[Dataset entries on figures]
+ + +
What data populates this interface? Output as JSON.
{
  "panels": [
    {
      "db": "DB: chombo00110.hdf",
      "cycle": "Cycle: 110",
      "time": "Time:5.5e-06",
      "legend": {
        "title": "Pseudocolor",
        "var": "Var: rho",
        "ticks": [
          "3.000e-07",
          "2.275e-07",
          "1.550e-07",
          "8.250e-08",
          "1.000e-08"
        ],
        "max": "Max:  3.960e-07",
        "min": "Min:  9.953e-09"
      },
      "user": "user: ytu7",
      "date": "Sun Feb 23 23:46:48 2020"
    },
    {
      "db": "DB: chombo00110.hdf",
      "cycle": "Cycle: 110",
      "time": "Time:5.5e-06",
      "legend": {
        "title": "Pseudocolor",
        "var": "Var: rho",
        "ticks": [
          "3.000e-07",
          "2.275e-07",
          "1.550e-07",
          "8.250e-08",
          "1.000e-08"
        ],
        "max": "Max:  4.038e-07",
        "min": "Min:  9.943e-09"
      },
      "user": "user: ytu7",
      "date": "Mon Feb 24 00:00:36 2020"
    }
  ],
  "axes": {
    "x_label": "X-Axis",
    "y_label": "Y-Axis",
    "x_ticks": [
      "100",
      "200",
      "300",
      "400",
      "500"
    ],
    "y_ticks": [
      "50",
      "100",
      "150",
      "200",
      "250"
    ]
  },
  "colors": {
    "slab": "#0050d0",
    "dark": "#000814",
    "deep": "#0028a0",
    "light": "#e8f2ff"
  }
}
+ + +
Search the data for "date" and list every line in which it occurs.

      "date": "Sun Feb 23 23:46:48 2020"
      "date": "Mon Feb 24 00:00:36 2020"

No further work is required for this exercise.